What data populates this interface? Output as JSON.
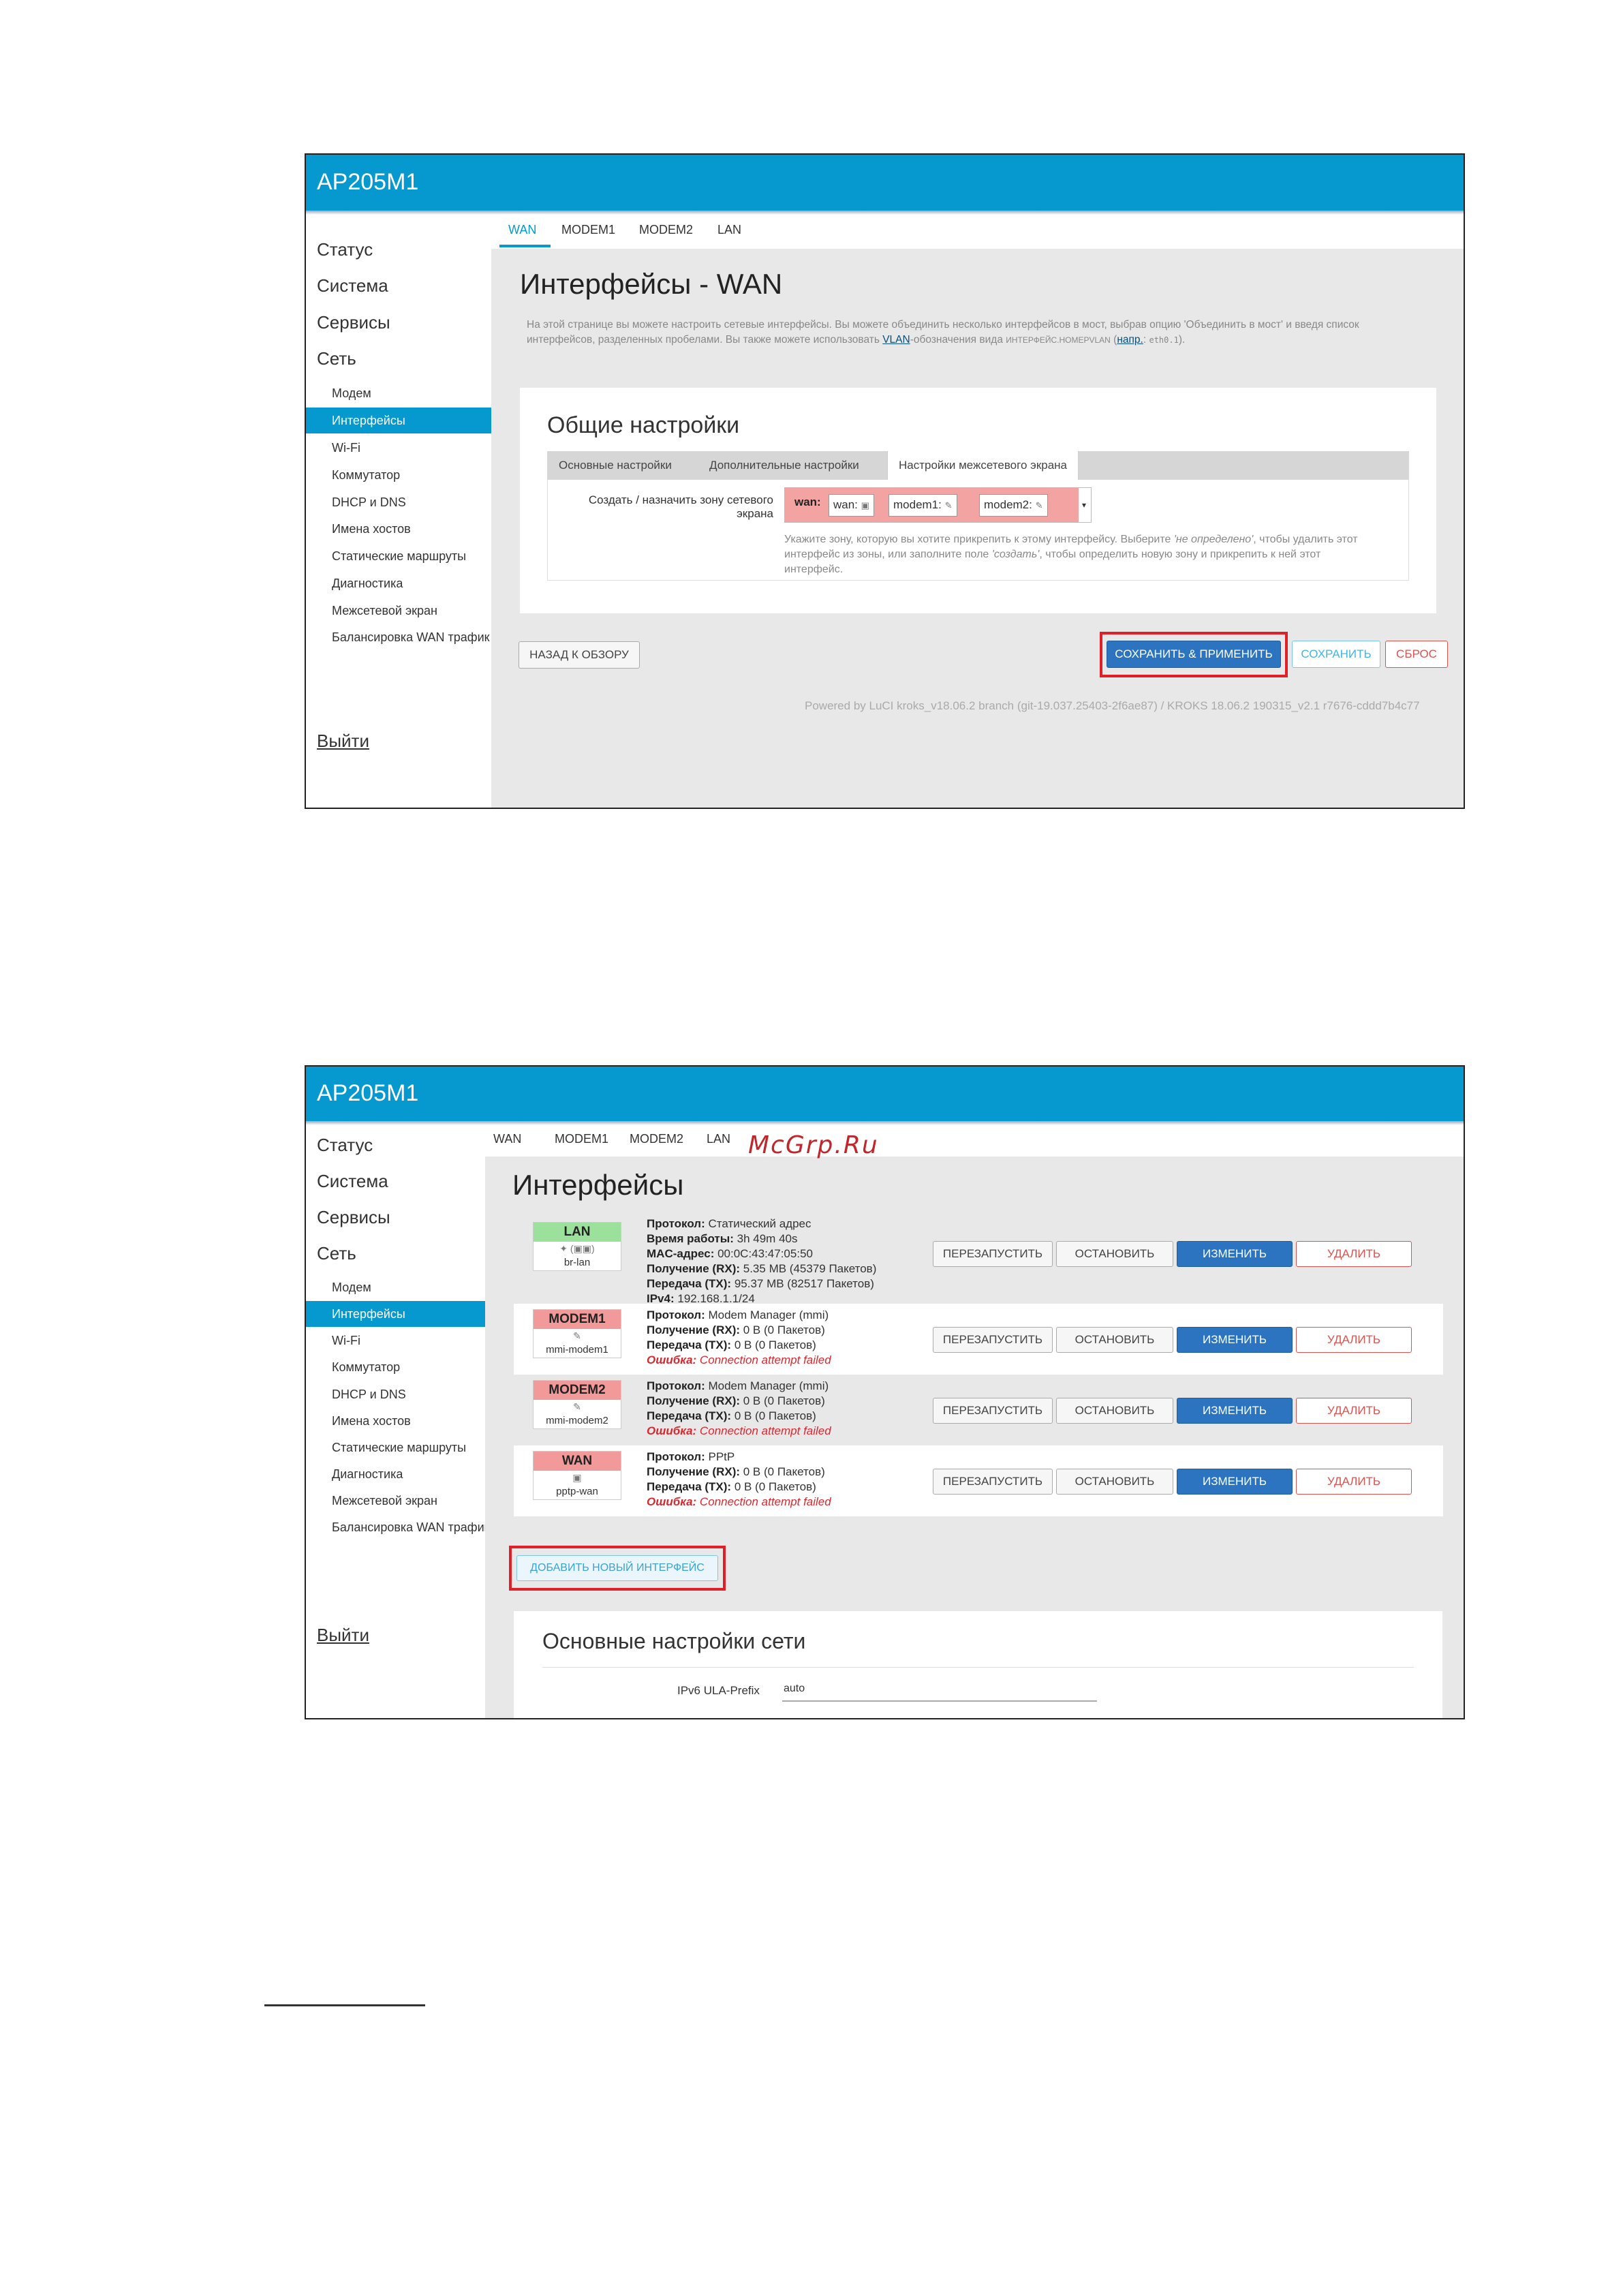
{
  "watermark": "McGrp.Ru",
  "screenshot1": {
    "app_title": "AP205M1",
    "sidebar": {
      "top_items": [
        "Статус",
        "Система",
        "Сервисы",
        "Сеть"
      ],
      "sub_items": [
        "Модем",
        "Интерфейсы",
        "Wi-Fi",
        "Коммутатор",
        "DHCP и DNS",
        "Имена хостов",
        "Статические маршруты",
        "Диагностика",
        "Межсетевой экран",
        "Балансировка WAN трафик"
      ],
      "active_item": "Интерфейсы",
      "logout": "Выйти"
    },
    "tabs": [
      "WAN",
      "MODEM1",
      "MODEM2",
      "LAN"
    ],
    "active_tab": "WAN",
    "page_title": "Интерфейсы - WAN",
    "description": {
      "part1": "На этой странице вы можете настроить сетевые интерфейсы. Вы можете объединить несколько интерфейсов в мост, выбрав опцию 'Объединить в мост' и введя список интерфейсов, разделенных пробелами. Вы также можете использовать ",
      "link": "VLAN",
      "part2": "-обозначения вида ",
      "small": "ИНТЕРФЕЙС.НОМЕРVLAN",
      "part3": " (",
      "link2": "напр.",
      "part4": ": ",
      "mono": "eth0.1",
      "part5": ")."
    },
    "panel": {
      "title": "Общие настройки",
      "subtabs": [
        "Основные настройки",
        "Дополнительные настройки",
        "Настройки межсетевого экрана"
      ],
      "active_subtab": "Настройки межсетевого экрана",
      "field_label": "Создать / назначить зону сетевого экрана",
      "zone": {
        "label": "wan:",
        "chips": [
          "wan:",
          "modem1:",
          "modem2:"
        ]
      },
      "hint": {
        "part1": "Укажите зону, которую вы хотите прикрепить к этому интерфейсу. Выберите ",
        "undefined": "'не определено'",
        "part2": ", чтобы удалить этот интерфейс из зоны, или заполните поле ",
        "create": "'создать'",
        "part3": ", чтобы определить новую зону и прикрепить к ней этот интерфейс."
      }
    },
    "buttons": {
      "back": "НАЗАД К ОБЗОРУ",
      "save_apply": "СОХРАНИТЬ & ПРИМЕНИТЬ",
      "save": "СОХРАНИТЬ",
      "reset": "СБРОС"
    },
    "footer": "Powered by LuCI kroks_v18.06.2 branch (git-19.037.25403-2f6ae87) / KROKS 18.06.2 190315_v2.1 r7676-cddd7b4c77"
  },
  "screenshot2": {
    "app_title": "AP205M1",
    "sidebar": {
      "top_items": [
        "Статус",
        "Система",
        "Сервисы",
        "Сеть"
      ],
      "sub_items": [
        "Модем",
        "Интерфейсы",
        "Wi-Fi",
        "Коммутатор",
        "DHCP и DNS",
        "Имена хостов",
        "Статические маршруты",
        "Диагностика",
        "Межсетевой экран",
        "Балансировка WAN трафик"
      ],
      "active_item": "Интерфейсы",
      "logout": "Выйти"
    },
    "tabs": [
      "WAN",
      "MODEM1",
      "MODEM2",
      "LAN"
    ],
    "page_title": "Интерфейсы",
    "interfaces": [
      {
        "name": "LAN",
        "badge_color": "#9be09b",
        "device": "br-lan",
        "lines": [
          {
            "label": "Протокол:",
            "value": " Статический адрес",
            "error": false
          },
          {
            "label": "Время работы:",
            "value": " 3h 49m 40s",
            "error": false
          },
          {
            "label": "MAC-адрес:",
            "value": " 00:0C:43:47:05:50",
            "error": false
          },
          {
            "label": "Получение (RX):",
            "value": " 5.35 MB (45379 Пакетов)",
            "error": false
          },
          {
            "label": "Передача (TX):",
            "value": " 95.37 MB (82517 Пакетов)",
            "error": false
          },
          {
            "label": "IPv4:",
            "value": " 192.168.1.1/24",
            "error": false
          }
        ]
      },
      {
        "name": "MODEM1",
        "badge_color": "#f29a9a",
        "device": "mmi-modem1",
        "lines": [
          {
            "label": "Протокол:",
            "value": " Modem Manager (mmi)",
            "error": false
          },
          {
            "label": "Получение (RX):",
            "value": " 0 B (0 Пакетов)",
            "error": false
          },
          {
            "label": "Передача (TX):",
            "value": " 0 B (0 Пакетов)",
            "error": false
          },
          {
            "label": "Ошибка:",
            "value": " Connection attempt failed",
            "error": true
          }
        ]
      },
      {
        "name": "MODEM2",
        "badge_color": "#f29a9a",
        "device": "mmi-modem2",
        "lines": [
          {
            "label": "Протокол:",
            "value": " Modem Manager (mmi)",
            "error": false
          },
          {
            "label": "Получение (RX):",
            "value": " 0 B (0 Пакетов)",
            "error": false
          },
          {
            "label": "Передача (TX):",
            "value": " 0 B (0 Пакетов)",
            "error": false
          },
          {
            "label": "Ошибка:",
            "value": " Connection attempt failed",
            "error": true
          }
        ]
      },
      {
        "name": "WAN",
        "badge_color": "#f29a9a",
        "device": "pptp-wan",
        "lines": [
          {
            "label": "Протокол:",
            "value": " PPtP",
            "error": false
          },
          {
            "label": "Получение (RX):",
            "value": " 0 B (0 Пакетов)",
            "error": false
          },
          {
            "label": "Передача (TX):",
            "value": " 0 B (0 Пакетов)",
            "error": false
          },
          {
            "label": "Ошибка:",
            "value": " Connection attempt failed",
            "error": true
          }
        ]
      }
    ],
    "row_buttons": {
      "restart": "ПЕРЕЗАПУСТИТЬ",
      "stop": "ОСТАНОВИТЬ",
      "edit": "ИЗМЕНИТЬ",
      "delete": "УДАЛИТЬ"
    },
    "add_interface": "ДОБАВИТЬ НОВЫЙ ИНТЕРФЕЙС",
    "global_section": {
      "title": "Основные настройки сети",
      "ula_label": "IPv6 ULA-Prefix",
      "ula_value": "auto"
    }
  }
}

▶ What you should do
Repeat the lines above exactly, and keep every picture out.

▶ Solution
What data populates this interface? Output as JSON.
{
  "watermark": "McGrp.Ru",
  "screenshot1": {
    "app_title": "AP205M1",
    "sidebar": {
      "top_items": [
        "Статус",
        "Система",
        "Сервисы",
        "Сеть"
      ],
      "sub_items": [
        "Модем",
        "Интерфейсы",
        "Wi-Fi",
        "Коммутатор",
        "DHCP и DNS",
        "Имена хостов",
        "Статические маршруты",
        "Диагностика",
        "Межсетевой экран",
        "Балансировка WAN трафик"
      ],
      "active_item": "Интерфейсы",
      "logout": "Выйти"
    },
    "tabs": [
      "WAN",
      "MODEM1",
      "MODEM2",
      "LAN"
    ],
    "active_tab": "WAN",
    "page_title": "Интерфейсы - WAN",
    "description": {
      "part1": "На этой странице вы можете настроить сетевые интерфейсы. Вы можете объединить несколько интерфейсов в мост, выбрав опцию 'Объединить в мост' и введя список интерфейсов, разделенных пробелами. Вы также можете использовать ",
      "link": "VLAN",
      "part2": "-обозначения вида ",
      "small": "ИНТЕРФЕЙС.НОМЕРVLAN",
      "part3": " (",
      "link2": "напр.",
      "part4": ": ",
      "mono": "eth0.1",
      "part5": ")."
    },
    "panel": {
      "title": "Общие настройки",
      "subtabs": [
        "Основные настройки",
        "Дополнительные настройки",
        "Настройки межсетевого экрана"
      ],
      "active_subtab": "Настройки межсетевого экрана",
      "field_label": "Создать / назначить зону сетевого экрана",
      "zone": {
        "label": "wan:",
        "chips": [
          "wan:",
          "modem1:",
          "modem2:"
        ]
      },
      "hint": {
        "part1": "Укажите зону, которую вы хотите прикрепить к этому интерфейсу. Выберите ",
        "undefined": "'не определено'",
        "part2": ", чтобы удалить этот интерфейс из зоны, или заполните поле ",
        "create": "'создать'",
        "part3": ", чтобы определить новую зону и прикрепить к ней этот интерфейс."
      }
    },
    "buttons": {
      "back": "НАЗАД К ОБЗОРУ",
      "save_apply": "СОХРАНИТЬ & ПРИМЕНИТЬ",
      "save": "СОХРАНИТЬ",
      "reset": "СБРОС"
    },
    "footer": "Powered by LuCI kroks_v18.06.2 branch (git-19.037.25403-2f6ae87) / KROKS 18.06.2 190315_v2.1 r7676-cddd7b4c77"
  },
  "screenshot2": {
    "app_title": "AP205M1",
    "sidebar": {
      "top_items": [
        "Статус",
        "Система",
        "Сервисы",
        "Сеть"
      ],
      "sub_items": [
        "Модем",
        "Интерфейсы",
        "Wi-Fi",
        "Коммутатор",
        "DHCP и DNS",
        "Имена хостов",
        "Статические маршруты",
        "Диагностика",
        "Межсетевой экран",
        "Балансировка WAN трафик"
      ],
      "active_item": "Интерфейсы",
      "logout": "Выйти"
    },
    "tabs": [
      "WAN",
      "MODEM1",
      "MODEM2",
      "LAN"
    ],
    "page_title": "Интерфейсы",
    "interfaces": [
      {
        "name": "LAN",
        "badge_color": "#9be09b",
        "device": "br-lan",
        "lines": [
          {
            "label": "Протокол:",
            "value": " Статический адрес",
            "error": false
          },
          {
            "label": "Время работы:",
            "value": " 3h 49m 40s",
            "error": false
          },
          {
            "label": "MAC-адрес:",
            "value": " 00:0C:43:47:05:50",
            "error": false
          },
          {
            "label": "Получение (RX):",
            "value": " 5.35 MB (45379 Пакетов)",
            "error": false
          },
          {
            "label": "Передача (TX):",
            "value": " 95.37 MB (82517 Пакетов)",
            "error": false
          },
          {
            "label": "IPv4:",
            "value": " 192.168.1.1/24",
            "error": false
          }
        ]
      },
      {
        "name": "MODEM1",
        "badge_color": "#f29a9a",
        "device": "mmi-modem1",
        "lines": [
          {
            "label": "Протокол:",
            "value": " Modem Manager (mmi)",
            "error": false
          },
          {
            "label": "Получение (RX):",
            "value": " 0 B (0 Пакетов)",
            "error": false
          },
          {
            "label": "Передача (TX):",
            "value": " 0 B (0 Пакетов)",
            "error": false
          },
          {
            "label": "Ошибка:",
            "value": " Connection attempt failed",
            "error": true
          }
        ]
      },
      {
        "name": "MODEM2",
        "badge_color": "#f29a9a",
        "device": "mmi-modem2",
        "lines": [
          {
            "label": "Протокол:",
            "value": " Modem Manager (mmi)",
            "error": false
          },
          {
            "label": "Получение (RX):",
            "value": " 0 B (0 Пакетов)",
            "error": false
          },
          {
            "label": "Передача (TX):",
            "value": " 0 B (0 Пакетов)",
            "error": false
          },
          {
            "label": "Ошибка:",
            "value": " Connection attempt failed",
            "error": true
          }
        ]
      },
      {
        "name": "WAN",
        "badge_color": "#f29a9a",
        "device": "pptp-wan",
        "lines": [
          {
            "label": "Протокол:",
            "value": " PPtP",
            "error": false
          },
          {
            "label": "Получение (RX):",
            "value": " 0 B (0 Пакетов)",
            "error": false
          },
          {
            "label": "Передача (TX):",
            "value": " 0 B (0 Пакетов)",
            "error": false
          },
          {
            "label": "Ошибка:",
            "value": " Connection attempt failed",
            "error": true
          }
        ]
      }
    ],
    "row_buttons": {
      "restart": "ПЕРЕЗАПУСТИТЬ",
      "stop": "ОСТАНОВИТЬ",
      "edit": "ИЗМЕНИТЬ",
      "delete": "УДАЛИТЬ"
    },
    "add_interface": "ДОБАВИТЬ НОВЫЙ ИНТЕРФЕЙС",
    "global_section": {
      "title": "Основные настройки сети",
      "ula_label": "IPv6 ULA-Prefix",
      "ula_value": "auto"
    }
  }
}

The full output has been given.